• SOLICITUD:
Vuelca en una tabla Markdown, con las columnas Fila y Línea de datos, solo las líneas de los datos situadas entre la que contiene "Patent image size: (956, 1386)." y la que contiene "The region R2 is at (379, 1274).", ambas incluidas. Numera las filas y omite las líneas en blanco.

• DATOS MOSTRADOS:
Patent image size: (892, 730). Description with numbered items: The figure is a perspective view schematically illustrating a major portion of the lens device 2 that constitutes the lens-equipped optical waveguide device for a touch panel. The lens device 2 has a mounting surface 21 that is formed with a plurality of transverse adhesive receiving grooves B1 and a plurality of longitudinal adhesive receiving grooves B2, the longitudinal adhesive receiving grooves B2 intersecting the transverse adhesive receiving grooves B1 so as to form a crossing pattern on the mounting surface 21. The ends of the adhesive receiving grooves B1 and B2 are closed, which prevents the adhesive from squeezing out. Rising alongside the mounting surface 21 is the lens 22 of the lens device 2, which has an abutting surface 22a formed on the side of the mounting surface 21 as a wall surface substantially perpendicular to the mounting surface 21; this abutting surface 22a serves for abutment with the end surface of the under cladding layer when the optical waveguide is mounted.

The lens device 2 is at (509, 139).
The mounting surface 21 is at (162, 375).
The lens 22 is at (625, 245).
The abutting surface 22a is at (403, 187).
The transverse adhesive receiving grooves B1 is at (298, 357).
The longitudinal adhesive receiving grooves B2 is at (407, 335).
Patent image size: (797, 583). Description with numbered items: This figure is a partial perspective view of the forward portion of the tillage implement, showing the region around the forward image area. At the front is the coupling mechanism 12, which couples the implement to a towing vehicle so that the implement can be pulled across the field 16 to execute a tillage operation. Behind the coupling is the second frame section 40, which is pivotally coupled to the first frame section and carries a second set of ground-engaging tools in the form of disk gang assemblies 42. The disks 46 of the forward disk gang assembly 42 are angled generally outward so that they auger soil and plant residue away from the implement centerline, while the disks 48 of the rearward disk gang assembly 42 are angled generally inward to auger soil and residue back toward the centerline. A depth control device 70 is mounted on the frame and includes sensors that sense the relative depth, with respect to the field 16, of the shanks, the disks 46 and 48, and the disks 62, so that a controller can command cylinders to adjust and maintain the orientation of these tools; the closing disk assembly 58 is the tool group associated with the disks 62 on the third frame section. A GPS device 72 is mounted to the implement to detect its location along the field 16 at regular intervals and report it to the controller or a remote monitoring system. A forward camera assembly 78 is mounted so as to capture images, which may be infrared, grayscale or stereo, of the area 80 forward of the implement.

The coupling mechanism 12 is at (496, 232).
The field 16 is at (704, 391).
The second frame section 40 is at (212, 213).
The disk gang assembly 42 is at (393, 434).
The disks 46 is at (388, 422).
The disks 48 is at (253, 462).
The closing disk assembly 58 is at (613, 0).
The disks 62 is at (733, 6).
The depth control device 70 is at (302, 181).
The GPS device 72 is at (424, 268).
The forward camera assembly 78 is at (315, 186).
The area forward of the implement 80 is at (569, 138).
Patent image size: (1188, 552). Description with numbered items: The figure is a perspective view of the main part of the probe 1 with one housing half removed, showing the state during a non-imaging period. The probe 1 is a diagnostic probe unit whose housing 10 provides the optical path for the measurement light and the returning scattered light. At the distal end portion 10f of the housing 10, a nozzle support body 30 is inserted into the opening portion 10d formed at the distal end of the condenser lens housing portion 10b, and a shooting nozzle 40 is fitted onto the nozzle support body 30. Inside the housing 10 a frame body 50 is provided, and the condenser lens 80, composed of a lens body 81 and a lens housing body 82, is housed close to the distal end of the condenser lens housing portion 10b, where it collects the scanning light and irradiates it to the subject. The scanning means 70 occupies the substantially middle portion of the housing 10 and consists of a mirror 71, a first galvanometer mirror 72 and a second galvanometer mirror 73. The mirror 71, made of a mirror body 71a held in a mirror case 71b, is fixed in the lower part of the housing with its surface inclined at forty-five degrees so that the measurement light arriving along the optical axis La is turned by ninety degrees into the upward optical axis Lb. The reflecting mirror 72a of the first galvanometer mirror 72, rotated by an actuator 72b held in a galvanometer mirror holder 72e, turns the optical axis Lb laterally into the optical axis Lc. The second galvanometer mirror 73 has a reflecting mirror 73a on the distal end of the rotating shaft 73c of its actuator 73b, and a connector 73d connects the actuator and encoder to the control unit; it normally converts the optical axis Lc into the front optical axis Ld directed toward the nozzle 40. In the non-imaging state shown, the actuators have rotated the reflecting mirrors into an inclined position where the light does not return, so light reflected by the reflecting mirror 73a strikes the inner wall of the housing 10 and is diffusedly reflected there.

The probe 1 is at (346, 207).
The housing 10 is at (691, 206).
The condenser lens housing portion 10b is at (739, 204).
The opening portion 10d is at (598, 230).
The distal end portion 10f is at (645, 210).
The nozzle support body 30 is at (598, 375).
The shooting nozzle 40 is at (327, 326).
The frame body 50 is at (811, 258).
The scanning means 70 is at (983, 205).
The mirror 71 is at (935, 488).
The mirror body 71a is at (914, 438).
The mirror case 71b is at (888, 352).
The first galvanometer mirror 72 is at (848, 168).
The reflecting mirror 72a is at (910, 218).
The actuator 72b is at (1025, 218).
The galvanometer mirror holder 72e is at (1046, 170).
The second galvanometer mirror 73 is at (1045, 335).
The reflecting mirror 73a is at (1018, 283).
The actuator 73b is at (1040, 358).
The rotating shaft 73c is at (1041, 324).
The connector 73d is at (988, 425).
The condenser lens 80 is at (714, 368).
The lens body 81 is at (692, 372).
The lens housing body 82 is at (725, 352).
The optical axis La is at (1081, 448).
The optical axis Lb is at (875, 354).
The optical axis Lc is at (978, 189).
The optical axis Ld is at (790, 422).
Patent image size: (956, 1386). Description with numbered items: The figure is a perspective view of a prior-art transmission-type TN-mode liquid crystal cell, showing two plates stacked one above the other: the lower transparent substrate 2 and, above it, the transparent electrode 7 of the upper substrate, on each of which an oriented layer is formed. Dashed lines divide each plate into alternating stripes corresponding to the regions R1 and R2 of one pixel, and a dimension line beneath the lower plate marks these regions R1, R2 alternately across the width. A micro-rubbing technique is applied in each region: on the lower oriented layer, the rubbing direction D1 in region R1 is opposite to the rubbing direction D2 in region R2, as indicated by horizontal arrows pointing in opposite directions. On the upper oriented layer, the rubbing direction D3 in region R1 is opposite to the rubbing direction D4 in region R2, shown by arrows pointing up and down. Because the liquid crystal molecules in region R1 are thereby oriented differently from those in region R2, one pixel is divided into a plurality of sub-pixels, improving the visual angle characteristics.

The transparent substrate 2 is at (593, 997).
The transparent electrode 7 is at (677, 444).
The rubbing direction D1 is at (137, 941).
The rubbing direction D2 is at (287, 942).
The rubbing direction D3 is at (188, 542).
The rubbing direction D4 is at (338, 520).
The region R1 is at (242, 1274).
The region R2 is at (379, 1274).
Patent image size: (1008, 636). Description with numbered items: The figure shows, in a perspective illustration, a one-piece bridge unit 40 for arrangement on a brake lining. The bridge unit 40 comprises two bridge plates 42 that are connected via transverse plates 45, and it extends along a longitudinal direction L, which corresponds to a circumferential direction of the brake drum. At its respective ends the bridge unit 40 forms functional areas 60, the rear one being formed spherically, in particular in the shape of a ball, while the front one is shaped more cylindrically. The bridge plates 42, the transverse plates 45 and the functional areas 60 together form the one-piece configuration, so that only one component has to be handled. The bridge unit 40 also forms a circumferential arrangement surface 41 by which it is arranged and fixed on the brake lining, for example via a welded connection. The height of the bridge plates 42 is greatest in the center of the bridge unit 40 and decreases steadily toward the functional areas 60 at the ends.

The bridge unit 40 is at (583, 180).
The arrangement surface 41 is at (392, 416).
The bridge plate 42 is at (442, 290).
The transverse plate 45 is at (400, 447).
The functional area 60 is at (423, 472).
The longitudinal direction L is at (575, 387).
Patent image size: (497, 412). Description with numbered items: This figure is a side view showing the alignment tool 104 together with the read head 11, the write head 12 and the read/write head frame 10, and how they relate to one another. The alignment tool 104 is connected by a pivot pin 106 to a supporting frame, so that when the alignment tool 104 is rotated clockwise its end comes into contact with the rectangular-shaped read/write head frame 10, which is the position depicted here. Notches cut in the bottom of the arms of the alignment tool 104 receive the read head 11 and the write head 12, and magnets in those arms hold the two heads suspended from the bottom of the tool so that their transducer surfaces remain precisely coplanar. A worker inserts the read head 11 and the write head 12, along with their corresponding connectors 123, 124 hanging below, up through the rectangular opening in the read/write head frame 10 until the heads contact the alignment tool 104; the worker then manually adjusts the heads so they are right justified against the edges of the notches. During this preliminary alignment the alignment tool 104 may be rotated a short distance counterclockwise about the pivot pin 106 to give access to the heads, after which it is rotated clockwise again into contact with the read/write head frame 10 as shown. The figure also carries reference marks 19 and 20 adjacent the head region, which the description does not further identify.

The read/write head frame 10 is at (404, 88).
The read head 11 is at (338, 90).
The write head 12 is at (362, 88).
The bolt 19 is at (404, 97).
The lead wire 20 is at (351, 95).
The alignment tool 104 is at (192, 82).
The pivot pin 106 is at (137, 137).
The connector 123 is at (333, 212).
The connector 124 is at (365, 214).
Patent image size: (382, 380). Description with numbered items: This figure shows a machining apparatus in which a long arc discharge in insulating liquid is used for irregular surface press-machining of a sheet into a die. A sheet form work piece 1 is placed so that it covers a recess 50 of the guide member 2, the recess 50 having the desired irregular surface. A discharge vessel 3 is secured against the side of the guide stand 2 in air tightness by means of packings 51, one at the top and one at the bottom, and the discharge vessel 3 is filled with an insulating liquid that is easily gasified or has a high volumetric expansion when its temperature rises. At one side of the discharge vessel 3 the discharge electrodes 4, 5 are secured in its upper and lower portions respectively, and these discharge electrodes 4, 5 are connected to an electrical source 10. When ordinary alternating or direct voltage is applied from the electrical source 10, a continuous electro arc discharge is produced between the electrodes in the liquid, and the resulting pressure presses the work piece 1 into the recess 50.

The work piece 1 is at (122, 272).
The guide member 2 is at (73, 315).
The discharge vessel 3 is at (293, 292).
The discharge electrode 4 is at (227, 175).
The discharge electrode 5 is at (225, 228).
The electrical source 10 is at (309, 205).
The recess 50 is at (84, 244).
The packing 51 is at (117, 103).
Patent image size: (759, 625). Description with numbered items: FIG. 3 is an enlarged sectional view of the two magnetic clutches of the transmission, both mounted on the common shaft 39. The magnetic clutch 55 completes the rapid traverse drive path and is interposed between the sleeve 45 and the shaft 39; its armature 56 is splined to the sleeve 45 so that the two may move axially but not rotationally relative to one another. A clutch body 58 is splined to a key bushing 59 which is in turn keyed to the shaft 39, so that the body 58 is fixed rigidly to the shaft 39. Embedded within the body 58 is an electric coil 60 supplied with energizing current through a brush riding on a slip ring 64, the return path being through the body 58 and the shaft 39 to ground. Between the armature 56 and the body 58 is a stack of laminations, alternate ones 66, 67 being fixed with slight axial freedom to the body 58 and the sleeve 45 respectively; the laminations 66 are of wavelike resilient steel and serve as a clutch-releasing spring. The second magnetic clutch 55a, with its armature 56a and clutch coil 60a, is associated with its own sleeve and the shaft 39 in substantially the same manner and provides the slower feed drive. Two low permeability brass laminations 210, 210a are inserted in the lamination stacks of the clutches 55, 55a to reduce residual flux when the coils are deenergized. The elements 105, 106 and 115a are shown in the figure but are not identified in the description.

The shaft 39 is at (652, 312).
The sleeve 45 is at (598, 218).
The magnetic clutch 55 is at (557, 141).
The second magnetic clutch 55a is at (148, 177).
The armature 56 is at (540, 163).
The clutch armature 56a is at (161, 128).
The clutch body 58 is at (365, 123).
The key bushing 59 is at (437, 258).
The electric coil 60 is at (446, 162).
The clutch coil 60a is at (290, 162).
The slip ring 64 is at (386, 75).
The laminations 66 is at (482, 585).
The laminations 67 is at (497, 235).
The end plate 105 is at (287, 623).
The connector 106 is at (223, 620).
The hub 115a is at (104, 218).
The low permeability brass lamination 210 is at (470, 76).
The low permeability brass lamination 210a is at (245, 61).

• RESULTADO FINAL:
| Fila | Línea de datos |
|---|---|
| 1 | Patent image size: (956, 1386). Description with numbered items: The figure is a perspective view of a prior-art transmission-type TN-mode liquid crystal cell, showing two plates stacked one above the other: the lower transparent substrate 2 and, above it, the transparent electrode 7 of the upper substrate, on each of which an oriented layer is formed. Dashed lines divide each plate into alternating stripes corresponding to the regions R1 and R2 of one pixel, and a dimension line beneath the lower plate marks these regions R1, R2 alternately across the width. A micro-rubbing technique is applied in each region: on the lower oriented layer, the rubbing direction D1 in region R1 is opposite to the rubbing direction D2 in region R2, as indicated by horizontal arrows pointing in opposite directions. On the upper oriented layer, the rubbing direction D3 in region R1 is opposite to the rubbing direction D4 in region R2, shown by arrows pointing up and down. Because the liquid crystal molecules in region R1 are thereby oriented differently from those in region R2, one pixel is divided into a plurality of sub-pixels, improving the visual angle characteristics. |
| 2 | The transparent substrate 2 is at (593, 997). |
| 3 | The transparent electrode 7 is at (677, 444). |
| 4 | The rubbing direction D1 is at (137, 941). |
| 5 | The rubbing direction D2 is at (287, 942). |
| 6 | The rubbing direction D3 is at (188, 542). |
| 7 | The rubbing direction D4 is at (338, 520). |
| 8 | The region R1 is at (242, 1274). |
| 9 | The region R2 is at (379, 1274). |